= Available records =
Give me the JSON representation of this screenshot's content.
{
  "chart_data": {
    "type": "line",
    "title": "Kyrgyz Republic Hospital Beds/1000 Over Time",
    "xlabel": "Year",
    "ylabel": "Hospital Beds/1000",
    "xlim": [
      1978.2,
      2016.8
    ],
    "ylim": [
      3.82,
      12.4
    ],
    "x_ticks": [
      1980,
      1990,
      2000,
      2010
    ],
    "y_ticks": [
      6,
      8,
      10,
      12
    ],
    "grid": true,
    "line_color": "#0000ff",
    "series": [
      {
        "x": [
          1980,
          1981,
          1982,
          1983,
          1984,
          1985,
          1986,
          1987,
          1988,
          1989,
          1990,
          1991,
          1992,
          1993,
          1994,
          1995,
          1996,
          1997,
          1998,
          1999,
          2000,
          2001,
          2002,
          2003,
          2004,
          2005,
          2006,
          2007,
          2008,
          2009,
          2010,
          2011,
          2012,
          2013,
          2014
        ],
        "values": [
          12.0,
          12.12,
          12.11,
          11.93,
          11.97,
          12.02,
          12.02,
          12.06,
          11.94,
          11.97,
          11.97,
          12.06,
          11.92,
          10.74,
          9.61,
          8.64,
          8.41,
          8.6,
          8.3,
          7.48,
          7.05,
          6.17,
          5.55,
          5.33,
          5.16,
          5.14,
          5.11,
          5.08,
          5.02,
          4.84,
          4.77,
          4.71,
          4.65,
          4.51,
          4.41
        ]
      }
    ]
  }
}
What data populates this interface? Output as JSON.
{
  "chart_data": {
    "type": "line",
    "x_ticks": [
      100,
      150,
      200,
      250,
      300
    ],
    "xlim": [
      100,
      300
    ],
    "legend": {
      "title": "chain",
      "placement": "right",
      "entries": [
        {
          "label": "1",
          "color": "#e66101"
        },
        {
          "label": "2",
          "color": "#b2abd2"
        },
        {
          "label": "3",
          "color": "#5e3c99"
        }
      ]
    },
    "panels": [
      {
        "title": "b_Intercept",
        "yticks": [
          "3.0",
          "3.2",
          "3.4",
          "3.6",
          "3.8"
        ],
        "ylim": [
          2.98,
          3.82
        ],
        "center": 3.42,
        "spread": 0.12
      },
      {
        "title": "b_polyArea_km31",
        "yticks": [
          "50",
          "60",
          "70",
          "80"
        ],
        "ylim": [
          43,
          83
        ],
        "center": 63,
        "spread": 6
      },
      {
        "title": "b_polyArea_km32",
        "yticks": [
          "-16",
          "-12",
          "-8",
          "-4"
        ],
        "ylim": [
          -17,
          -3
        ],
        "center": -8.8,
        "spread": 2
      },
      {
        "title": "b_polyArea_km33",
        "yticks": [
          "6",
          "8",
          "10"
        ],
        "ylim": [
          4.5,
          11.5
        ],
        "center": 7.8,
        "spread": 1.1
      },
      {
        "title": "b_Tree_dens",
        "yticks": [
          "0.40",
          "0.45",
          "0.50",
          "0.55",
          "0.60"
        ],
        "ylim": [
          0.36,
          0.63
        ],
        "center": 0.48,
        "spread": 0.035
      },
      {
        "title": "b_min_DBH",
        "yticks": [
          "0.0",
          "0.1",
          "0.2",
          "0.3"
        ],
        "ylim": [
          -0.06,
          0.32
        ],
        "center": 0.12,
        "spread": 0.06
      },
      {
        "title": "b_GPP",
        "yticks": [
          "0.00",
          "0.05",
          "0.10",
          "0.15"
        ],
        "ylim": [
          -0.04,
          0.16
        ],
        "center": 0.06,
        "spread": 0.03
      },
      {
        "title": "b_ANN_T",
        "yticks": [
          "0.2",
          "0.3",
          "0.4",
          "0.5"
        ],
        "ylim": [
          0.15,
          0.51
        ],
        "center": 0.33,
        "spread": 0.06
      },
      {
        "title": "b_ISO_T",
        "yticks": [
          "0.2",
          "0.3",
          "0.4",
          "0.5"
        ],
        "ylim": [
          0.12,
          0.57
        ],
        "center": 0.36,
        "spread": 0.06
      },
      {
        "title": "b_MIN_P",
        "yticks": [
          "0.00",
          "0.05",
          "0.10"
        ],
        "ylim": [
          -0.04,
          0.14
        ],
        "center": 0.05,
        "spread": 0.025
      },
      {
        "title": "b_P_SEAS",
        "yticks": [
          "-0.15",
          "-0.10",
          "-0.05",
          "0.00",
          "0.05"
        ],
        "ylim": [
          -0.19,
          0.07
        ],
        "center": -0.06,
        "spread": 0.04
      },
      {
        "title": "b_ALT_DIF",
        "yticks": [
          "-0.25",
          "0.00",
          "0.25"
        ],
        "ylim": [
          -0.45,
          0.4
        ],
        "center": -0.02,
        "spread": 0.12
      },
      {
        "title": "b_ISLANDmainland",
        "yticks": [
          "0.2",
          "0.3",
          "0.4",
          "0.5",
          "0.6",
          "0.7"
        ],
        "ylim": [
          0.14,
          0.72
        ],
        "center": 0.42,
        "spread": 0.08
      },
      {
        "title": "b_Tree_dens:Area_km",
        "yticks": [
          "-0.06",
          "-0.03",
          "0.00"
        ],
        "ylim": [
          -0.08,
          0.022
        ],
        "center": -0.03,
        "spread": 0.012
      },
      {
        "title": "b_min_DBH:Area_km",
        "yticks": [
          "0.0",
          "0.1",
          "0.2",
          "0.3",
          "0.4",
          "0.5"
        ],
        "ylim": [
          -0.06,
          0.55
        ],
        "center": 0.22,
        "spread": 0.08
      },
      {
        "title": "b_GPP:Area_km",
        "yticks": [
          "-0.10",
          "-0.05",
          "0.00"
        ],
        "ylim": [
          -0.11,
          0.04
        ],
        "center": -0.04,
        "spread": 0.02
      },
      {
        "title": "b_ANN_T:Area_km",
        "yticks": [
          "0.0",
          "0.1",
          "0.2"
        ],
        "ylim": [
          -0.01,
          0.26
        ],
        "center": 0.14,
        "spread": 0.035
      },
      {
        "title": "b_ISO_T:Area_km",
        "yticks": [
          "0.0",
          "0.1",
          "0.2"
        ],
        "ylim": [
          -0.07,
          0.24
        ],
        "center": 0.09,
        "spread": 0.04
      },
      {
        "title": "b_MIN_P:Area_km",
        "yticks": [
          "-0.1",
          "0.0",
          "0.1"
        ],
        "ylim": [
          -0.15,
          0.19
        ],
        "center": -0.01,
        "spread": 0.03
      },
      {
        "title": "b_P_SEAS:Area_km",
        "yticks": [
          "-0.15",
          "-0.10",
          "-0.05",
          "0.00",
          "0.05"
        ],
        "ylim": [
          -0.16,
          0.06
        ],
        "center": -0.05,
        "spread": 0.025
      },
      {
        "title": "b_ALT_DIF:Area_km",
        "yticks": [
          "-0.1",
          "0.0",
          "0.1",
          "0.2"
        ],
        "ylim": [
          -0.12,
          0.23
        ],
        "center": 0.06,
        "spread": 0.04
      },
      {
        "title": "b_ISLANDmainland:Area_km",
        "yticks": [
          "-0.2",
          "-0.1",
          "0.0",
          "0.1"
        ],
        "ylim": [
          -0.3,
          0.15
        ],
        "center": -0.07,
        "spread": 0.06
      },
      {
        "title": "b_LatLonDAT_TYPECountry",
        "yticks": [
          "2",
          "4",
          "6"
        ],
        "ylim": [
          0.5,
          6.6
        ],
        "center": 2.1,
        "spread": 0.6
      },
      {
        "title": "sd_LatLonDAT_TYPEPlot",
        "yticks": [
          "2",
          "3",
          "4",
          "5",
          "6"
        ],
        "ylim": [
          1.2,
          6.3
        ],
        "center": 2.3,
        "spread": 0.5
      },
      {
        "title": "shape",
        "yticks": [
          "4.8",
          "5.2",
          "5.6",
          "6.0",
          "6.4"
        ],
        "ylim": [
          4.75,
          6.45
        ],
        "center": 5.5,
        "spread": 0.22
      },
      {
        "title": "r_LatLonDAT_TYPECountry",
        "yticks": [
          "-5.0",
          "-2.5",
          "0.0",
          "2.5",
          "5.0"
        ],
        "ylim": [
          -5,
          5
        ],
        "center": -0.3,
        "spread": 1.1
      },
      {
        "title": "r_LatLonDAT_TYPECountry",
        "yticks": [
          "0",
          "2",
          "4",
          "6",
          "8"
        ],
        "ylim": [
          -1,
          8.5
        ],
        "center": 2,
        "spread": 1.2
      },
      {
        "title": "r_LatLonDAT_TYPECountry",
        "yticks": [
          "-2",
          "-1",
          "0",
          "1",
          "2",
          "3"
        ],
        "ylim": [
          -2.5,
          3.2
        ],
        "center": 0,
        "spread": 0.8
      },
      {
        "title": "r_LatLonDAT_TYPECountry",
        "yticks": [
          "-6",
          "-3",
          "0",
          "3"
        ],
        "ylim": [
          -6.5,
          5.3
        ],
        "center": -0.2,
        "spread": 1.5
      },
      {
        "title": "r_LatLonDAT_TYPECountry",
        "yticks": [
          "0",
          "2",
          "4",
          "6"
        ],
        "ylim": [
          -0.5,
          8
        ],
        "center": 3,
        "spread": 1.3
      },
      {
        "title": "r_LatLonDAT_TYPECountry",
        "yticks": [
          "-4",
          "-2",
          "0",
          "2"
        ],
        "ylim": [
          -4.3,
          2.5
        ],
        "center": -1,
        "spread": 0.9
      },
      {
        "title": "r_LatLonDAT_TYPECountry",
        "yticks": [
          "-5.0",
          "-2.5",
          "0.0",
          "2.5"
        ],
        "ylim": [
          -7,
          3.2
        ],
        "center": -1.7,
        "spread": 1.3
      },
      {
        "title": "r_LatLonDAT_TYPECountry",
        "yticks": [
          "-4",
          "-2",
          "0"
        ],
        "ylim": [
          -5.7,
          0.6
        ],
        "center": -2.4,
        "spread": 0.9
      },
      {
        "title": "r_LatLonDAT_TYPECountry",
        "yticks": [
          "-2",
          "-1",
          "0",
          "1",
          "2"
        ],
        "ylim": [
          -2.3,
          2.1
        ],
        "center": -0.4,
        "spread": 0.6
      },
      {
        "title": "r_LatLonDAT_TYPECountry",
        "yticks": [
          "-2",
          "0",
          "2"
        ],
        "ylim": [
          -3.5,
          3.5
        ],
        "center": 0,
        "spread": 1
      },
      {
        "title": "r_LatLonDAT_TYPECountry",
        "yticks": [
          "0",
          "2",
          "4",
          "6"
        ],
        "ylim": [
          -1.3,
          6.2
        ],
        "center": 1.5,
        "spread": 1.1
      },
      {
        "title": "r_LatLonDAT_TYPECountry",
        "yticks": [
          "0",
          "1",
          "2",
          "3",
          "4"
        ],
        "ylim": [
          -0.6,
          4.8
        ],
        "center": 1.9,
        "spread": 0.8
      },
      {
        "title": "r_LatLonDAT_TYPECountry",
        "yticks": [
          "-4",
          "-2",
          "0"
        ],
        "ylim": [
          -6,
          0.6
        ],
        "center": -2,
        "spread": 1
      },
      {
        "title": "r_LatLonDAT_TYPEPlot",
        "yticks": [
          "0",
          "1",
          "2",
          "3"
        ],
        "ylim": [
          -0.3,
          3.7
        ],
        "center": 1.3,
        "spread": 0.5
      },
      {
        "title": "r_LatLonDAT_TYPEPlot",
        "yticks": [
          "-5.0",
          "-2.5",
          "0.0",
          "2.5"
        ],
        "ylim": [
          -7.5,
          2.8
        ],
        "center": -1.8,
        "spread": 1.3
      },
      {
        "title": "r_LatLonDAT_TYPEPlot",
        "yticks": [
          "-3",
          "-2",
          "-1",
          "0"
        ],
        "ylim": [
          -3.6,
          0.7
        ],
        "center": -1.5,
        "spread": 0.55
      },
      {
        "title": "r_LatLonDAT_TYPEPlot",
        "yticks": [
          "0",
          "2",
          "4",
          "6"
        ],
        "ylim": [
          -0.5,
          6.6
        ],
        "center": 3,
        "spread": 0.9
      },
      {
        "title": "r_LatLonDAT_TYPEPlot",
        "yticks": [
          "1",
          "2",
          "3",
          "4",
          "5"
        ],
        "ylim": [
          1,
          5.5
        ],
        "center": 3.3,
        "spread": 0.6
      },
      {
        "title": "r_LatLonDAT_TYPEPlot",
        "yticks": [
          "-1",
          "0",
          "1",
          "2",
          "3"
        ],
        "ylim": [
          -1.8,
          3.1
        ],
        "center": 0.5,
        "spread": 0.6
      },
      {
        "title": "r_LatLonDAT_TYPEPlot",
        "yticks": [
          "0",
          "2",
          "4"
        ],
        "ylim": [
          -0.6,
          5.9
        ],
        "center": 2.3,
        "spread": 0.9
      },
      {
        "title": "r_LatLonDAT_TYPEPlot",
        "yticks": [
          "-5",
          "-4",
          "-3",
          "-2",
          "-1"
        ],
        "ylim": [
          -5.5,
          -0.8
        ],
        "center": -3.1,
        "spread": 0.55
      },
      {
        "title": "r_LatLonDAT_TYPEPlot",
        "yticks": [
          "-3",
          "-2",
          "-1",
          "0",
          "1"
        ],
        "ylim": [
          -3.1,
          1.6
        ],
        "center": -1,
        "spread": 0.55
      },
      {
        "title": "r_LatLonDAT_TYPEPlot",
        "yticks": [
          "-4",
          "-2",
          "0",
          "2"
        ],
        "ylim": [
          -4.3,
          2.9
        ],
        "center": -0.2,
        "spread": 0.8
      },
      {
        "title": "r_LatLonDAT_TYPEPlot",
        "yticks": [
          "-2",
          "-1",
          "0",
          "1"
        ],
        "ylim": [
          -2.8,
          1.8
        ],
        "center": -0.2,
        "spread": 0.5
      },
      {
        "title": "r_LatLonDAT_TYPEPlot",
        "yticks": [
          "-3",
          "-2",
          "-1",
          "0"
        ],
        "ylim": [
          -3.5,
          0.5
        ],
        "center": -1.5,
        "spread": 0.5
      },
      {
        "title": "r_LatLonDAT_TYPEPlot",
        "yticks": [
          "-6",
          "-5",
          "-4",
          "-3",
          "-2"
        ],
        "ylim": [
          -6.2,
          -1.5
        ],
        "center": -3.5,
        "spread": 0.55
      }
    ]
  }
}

= Task to complete =
All lines above with "JSON" in them should be returned.

= In response =
Give me the JSON representation of this screenshot's content.
What data populates this interface? Output as JSON.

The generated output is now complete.